**Data provided**
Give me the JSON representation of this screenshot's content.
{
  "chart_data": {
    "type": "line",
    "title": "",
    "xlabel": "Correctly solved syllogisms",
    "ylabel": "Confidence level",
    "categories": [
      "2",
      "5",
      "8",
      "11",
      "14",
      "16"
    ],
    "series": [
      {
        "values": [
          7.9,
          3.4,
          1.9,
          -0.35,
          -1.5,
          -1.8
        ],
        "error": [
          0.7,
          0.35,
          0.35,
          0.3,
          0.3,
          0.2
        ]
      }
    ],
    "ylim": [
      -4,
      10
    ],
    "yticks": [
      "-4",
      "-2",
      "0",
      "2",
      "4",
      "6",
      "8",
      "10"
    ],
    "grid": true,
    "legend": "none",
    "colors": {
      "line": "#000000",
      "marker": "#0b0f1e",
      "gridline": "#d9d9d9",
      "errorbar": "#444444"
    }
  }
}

* * *

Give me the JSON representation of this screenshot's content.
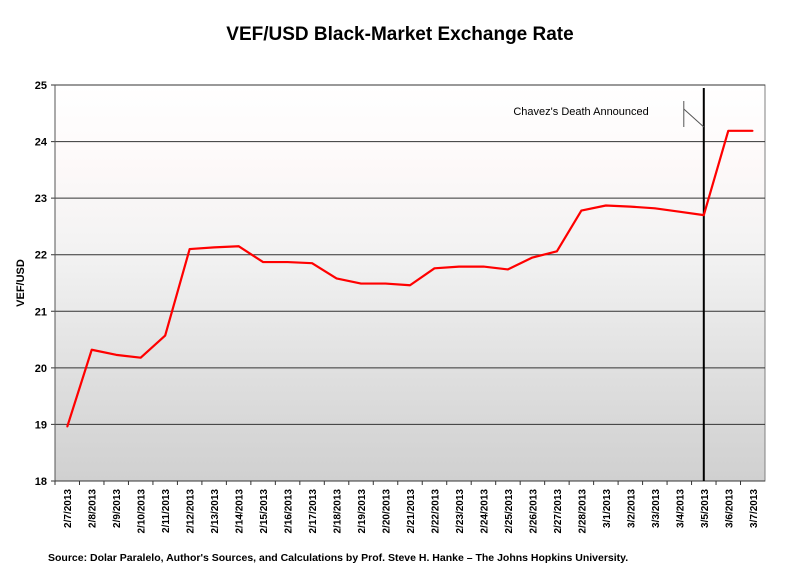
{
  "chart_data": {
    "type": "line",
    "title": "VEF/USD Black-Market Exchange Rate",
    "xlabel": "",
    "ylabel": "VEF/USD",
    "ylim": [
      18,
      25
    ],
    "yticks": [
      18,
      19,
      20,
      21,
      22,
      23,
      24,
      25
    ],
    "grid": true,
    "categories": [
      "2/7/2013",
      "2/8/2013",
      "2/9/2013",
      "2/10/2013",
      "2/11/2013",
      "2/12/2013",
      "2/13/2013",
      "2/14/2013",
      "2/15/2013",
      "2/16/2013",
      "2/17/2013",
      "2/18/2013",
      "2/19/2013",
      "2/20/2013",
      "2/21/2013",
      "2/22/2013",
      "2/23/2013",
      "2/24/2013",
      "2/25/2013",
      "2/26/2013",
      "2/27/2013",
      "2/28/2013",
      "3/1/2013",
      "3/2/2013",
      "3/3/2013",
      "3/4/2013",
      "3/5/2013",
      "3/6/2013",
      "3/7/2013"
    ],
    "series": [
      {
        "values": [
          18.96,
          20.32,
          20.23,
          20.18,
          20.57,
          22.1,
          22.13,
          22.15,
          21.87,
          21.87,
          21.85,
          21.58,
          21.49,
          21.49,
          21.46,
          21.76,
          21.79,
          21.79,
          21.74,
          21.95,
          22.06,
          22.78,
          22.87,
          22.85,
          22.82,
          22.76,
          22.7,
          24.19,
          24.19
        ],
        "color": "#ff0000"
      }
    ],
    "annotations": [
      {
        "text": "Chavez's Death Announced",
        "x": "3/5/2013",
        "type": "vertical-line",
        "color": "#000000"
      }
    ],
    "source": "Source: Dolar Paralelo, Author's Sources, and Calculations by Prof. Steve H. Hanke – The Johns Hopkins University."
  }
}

**Stated goal**
Take every line that includes the string "ylabel" and copy it.

**Answer in full**
    "ylabel": "Confidence level",
    "ylabel": "VEF/USD",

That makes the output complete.